____ Records
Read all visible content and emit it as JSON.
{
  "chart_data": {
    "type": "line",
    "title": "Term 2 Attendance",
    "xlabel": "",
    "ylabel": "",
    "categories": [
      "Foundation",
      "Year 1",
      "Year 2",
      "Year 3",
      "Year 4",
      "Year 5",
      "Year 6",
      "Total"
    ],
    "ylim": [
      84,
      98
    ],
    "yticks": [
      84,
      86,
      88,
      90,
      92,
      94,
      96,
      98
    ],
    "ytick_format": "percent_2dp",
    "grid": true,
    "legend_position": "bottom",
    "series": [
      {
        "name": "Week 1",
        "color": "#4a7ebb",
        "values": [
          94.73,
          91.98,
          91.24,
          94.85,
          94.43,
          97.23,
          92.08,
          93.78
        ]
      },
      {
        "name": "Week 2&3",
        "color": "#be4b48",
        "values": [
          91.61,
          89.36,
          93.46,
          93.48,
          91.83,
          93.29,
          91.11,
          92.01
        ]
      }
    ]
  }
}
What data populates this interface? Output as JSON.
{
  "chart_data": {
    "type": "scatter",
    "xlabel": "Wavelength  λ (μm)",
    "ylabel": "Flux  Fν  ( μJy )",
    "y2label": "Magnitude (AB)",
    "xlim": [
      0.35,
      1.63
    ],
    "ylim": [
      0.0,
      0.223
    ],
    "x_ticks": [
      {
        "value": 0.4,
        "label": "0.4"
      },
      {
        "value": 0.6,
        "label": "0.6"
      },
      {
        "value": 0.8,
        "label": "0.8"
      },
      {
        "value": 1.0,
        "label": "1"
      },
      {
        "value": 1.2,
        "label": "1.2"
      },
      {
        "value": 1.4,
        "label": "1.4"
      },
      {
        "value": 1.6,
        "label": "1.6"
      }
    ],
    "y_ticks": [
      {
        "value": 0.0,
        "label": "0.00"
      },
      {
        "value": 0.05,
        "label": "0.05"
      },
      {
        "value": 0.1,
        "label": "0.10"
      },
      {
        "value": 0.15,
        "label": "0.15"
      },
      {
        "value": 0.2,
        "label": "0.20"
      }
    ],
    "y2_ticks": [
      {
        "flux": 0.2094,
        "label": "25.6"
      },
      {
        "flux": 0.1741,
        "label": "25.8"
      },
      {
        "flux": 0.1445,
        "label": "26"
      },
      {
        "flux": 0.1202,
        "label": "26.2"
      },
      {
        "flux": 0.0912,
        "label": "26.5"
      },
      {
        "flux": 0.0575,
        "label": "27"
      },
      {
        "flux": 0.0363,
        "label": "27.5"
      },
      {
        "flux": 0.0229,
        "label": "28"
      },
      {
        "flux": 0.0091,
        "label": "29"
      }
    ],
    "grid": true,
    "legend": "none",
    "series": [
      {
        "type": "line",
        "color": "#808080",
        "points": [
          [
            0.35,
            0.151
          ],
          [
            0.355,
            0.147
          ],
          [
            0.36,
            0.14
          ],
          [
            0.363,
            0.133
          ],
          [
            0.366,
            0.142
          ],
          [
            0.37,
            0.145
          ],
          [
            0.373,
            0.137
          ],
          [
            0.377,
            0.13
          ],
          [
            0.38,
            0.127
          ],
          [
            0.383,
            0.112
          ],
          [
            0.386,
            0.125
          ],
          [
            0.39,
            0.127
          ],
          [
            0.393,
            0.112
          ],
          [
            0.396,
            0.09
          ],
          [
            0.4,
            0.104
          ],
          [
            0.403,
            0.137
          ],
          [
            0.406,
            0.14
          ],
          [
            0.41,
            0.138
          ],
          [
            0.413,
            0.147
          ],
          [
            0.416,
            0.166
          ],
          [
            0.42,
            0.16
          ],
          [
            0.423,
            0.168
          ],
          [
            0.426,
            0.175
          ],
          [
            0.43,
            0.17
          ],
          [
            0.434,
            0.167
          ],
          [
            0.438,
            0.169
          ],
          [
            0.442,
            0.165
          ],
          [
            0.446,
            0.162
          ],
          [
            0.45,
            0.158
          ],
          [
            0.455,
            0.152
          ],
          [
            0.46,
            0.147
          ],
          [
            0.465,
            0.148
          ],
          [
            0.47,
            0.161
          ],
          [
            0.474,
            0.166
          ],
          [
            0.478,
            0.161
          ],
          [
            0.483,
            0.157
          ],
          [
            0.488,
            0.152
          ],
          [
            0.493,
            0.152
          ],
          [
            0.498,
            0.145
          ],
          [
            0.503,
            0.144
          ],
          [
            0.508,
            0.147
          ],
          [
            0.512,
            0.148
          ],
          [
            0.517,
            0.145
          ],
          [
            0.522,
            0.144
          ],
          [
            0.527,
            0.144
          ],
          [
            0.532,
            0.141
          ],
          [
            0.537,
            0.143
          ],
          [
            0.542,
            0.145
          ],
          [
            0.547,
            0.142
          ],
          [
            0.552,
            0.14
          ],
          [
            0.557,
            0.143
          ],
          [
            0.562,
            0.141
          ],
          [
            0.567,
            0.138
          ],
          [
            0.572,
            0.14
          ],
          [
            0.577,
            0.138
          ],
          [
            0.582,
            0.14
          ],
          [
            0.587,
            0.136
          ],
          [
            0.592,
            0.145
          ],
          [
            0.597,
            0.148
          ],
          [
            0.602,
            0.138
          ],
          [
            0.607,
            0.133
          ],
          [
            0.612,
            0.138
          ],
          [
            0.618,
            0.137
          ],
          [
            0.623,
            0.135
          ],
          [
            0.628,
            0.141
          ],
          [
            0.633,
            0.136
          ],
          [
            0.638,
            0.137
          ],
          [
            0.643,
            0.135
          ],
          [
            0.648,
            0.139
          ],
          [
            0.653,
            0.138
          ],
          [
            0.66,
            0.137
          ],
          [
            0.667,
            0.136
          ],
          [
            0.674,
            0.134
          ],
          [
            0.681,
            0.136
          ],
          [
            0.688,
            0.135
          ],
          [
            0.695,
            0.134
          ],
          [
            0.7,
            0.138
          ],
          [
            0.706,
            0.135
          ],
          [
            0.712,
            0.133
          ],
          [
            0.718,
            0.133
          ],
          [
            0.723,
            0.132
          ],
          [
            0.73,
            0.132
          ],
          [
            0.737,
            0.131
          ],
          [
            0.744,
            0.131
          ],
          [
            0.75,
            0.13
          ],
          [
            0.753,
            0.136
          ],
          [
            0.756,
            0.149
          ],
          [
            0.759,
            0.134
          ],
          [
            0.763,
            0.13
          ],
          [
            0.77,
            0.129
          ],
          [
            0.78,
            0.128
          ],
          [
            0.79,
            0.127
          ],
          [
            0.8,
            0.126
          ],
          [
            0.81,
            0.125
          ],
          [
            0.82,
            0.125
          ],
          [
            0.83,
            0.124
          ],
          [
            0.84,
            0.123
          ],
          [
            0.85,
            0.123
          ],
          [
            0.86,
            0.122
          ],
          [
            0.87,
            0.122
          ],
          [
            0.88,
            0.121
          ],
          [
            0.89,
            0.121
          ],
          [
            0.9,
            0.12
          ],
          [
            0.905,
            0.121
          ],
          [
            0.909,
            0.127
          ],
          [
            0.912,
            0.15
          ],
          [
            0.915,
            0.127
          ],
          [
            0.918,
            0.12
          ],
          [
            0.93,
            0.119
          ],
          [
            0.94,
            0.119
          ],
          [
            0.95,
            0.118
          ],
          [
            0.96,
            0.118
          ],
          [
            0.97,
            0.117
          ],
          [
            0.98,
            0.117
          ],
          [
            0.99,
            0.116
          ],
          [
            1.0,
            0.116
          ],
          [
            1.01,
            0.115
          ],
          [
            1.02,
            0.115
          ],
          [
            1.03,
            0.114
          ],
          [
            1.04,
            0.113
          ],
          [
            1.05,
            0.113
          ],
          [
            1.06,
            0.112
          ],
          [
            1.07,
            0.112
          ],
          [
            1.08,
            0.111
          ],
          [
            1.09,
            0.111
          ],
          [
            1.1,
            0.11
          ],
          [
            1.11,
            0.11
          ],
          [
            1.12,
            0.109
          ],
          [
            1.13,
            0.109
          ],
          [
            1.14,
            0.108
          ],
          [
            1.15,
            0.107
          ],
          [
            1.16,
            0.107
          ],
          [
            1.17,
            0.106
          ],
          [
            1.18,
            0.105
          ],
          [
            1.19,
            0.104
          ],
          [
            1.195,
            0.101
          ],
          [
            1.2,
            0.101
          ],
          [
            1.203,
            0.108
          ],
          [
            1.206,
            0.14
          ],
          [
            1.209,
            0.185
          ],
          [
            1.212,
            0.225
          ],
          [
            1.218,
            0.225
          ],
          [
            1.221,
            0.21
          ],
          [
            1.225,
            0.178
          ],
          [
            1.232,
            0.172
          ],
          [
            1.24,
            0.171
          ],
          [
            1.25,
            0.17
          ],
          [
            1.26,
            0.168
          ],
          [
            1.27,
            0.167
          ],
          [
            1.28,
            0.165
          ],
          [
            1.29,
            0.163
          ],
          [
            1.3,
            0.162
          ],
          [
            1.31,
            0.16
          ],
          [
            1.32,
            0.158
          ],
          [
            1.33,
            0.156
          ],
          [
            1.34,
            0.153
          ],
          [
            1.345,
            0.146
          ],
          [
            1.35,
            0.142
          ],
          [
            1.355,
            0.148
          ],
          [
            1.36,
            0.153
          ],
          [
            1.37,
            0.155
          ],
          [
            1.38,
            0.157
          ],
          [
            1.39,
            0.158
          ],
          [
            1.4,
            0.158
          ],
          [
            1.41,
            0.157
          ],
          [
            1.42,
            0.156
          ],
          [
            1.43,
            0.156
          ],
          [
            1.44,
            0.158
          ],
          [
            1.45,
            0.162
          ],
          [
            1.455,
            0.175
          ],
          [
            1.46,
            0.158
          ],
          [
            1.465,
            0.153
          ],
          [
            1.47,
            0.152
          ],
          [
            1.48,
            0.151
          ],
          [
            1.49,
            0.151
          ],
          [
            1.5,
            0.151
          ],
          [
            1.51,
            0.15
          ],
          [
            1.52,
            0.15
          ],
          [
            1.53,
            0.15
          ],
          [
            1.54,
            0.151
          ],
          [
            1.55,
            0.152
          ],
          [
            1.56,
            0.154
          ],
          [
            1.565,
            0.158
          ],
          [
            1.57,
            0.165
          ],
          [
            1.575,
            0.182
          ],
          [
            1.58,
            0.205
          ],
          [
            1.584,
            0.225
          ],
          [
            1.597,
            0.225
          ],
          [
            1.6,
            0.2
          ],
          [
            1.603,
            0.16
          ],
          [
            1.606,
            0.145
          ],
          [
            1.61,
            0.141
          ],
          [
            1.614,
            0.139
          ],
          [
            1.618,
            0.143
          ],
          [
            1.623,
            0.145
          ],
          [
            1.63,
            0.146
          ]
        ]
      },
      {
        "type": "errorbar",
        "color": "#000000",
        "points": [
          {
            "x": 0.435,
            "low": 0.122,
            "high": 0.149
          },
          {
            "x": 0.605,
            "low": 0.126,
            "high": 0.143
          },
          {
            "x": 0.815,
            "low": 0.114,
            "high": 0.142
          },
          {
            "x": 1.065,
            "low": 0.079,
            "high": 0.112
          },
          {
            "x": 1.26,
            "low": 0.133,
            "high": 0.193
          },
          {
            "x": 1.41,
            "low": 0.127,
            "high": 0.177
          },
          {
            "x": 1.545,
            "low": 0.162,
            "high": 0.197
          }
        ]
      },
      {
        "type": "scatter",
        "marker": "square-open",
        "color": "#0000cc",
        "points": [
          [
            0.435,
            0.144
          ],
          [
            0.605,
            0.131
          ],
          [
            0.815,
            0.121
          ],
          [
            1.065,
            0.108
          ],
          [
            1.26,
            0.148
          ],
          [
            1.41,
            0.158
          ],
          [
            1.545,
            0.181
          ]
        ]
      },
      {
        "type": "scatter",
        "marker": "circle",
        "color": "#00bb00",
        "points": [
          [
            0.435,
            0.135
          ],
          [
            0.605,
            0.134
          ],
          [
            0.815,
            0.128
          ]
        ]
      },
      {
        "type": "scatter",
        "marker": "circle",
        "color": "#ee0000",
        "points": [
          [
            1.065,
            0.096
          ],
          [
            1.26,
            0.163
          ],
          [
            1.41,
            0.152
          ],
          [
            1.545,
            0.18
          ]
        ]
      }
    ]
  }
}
________
→ Job
Gather from the data above every line with the string "high".

→ Written answer
            "high": 0.149
            "high": 0.143
            "high": 0.142
            "high": 0.112
            "high": 0.193
            "high": 0.177
            "high": 0.197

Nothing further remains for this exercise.